• _MATERIAL FOR THIS EXERCISE_
__________

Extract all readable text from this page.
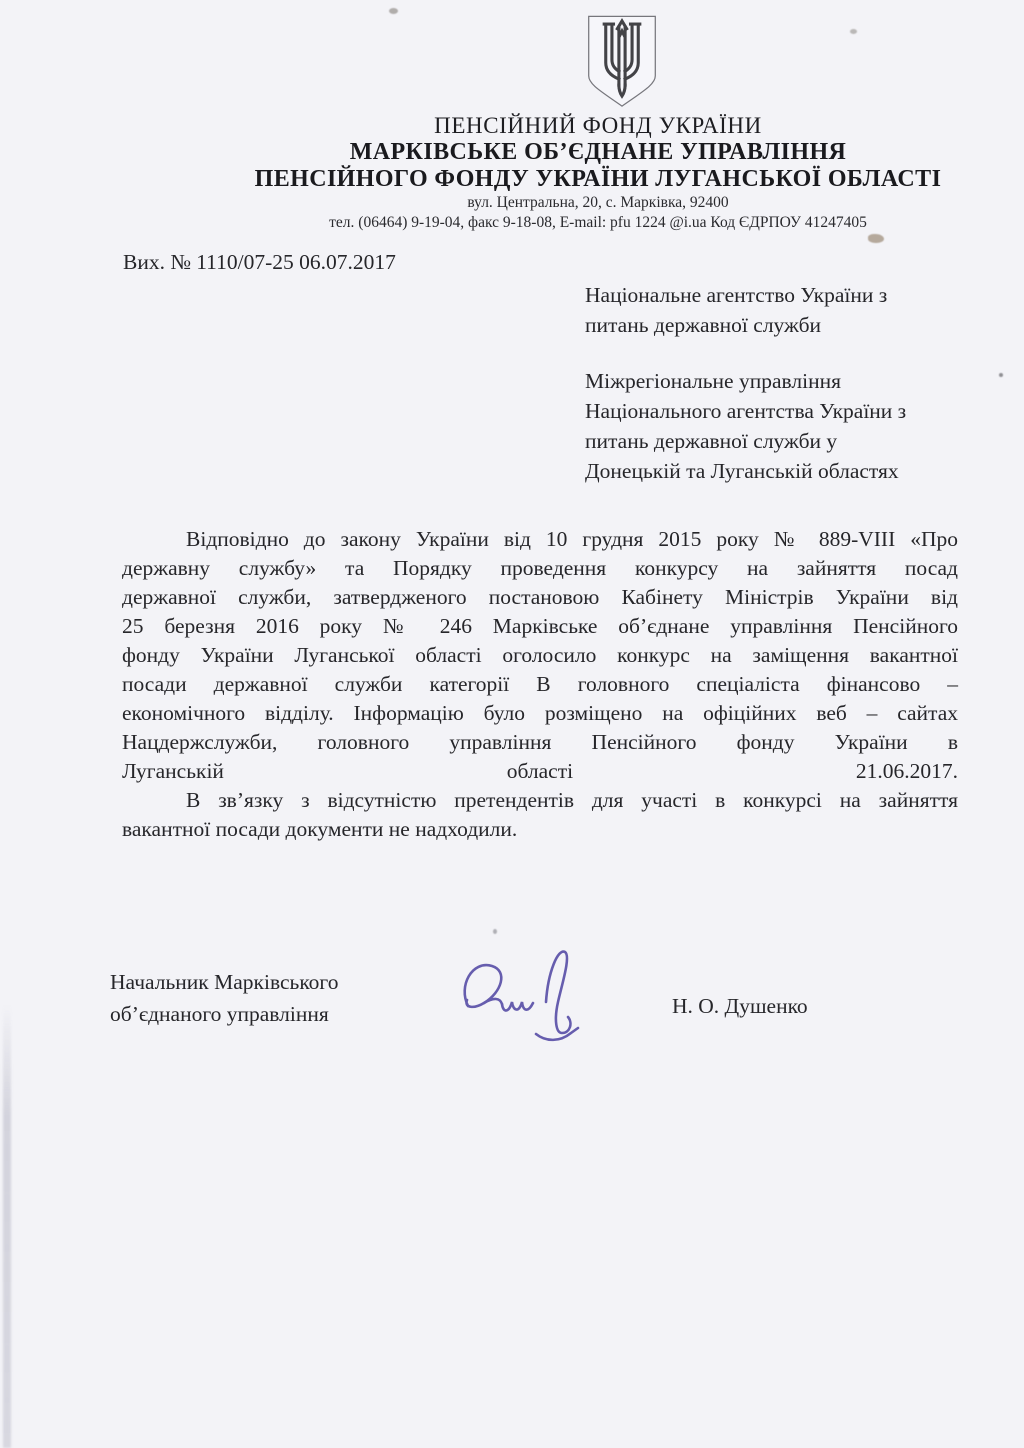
ПЕНСІЙНИЙ ФОНД УКРАЇНИ
МАРКІВСЬКЕ ОБ’ЄДНАНЕ УПРАВЛІННЯ
ПЕНСІЙНОГО ФОНДУ УКРАЇНИ ЛУГАНСЬКОЇ ОБЛАСТІ
вул. Центральна, 20, с. Марківка, 92400
тел. (06464) 9-19-04, факс 9-18-08, E-mail: pfu 1224 @i.ua Код ЄДРПОУ 41247405
Вих. № 1110/07-25 06.07.2017
Національне агентство України з
питань державної служби
Міжрегіональне управління
Національного агентства України з
питань державної служби у
Донецькій та Луганській областях
Відповідно до закону України від 10 грудня 2015 року № 889-VIII «Про
державну службу» та Порядку проведення конкурсу на зайняття посад
державної служби, затвердженого постановою Кабінету Міністрів України від
25 березня 2016 року № 246 Марківське об’єднане управління Пенсійного
фонду України Луганської області оголосило конкурс на заміщення вакантної
посади державної служби категорії В головного спеціаліста фінансово –
економічного відділу. Інформацію було розміщено на офіційних веб – сайтах
Нацдержслужби, головного управління Пенсійного фонду України в
Луганській області 21.06.2017.
В зв’язку з відсутністю претендентів для участі в конкурсі на зайняття
вакантної посади документи не надходили.
Начальник Марківського
об’єднаного управління	Н. О. Душенко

__________

• _EXERCISE_
Retype the records exactly. Any image in them should not appear in what you write.

• _TASK OUTPUT_
Extract all readable text from this page.
ПЕНСІЙНИЙ ФОНД УКРАЇНИ
МАРКІВСЬКЕ ОБ’ЄДНАНЕ УПРАВЛІННЯ
ПЕНСІЙНОГО ФОНДУ УКРАЇНИ ЛУГАНСЬКОЇ ОБЛАСТІ
вул. Центральна, 20, с. Марківка, 92400
тел. (06464) 9-19-04, факс 9-18-08, E-mail: pfu 1224 @i.ua Код ЄДРПОУ 41247405
Вих. № 1110/07-25 06.07.2017
Національне агентство України з
питань державної служби
Міжрегіональне управління
Національного агентства України з
питань державної служби у
Донецькій та Луганській областях
Відповідно до закону України від 10 грудня 2015 року № 889-VIII «Про
державну службу» та Порядку проведення конкурсу на зайняття посад
державної служби, затвердженого постановою Кабінету Міністрів України від
25 березня 2016 року № 246 Марківське об’єднане управління Пенсійного
фонду України Луганської області оголосило конкурс на заміщення вакантної
посади державної служби категорії В головного спеціаліста фінансово –
економічного відділу. Інформацію було розміщено на офіційних веб – сайтах
Нацдержслужби, головного управління Пенсійного фонду України в
Луганській області 21.06.2017.
В зв’язку з відсутністю претендентів для участі в конкурсі на зайняття
вакантної посади документи не надходили.
Начальник Марківського
об’єднаного управління	Н. О. Душенко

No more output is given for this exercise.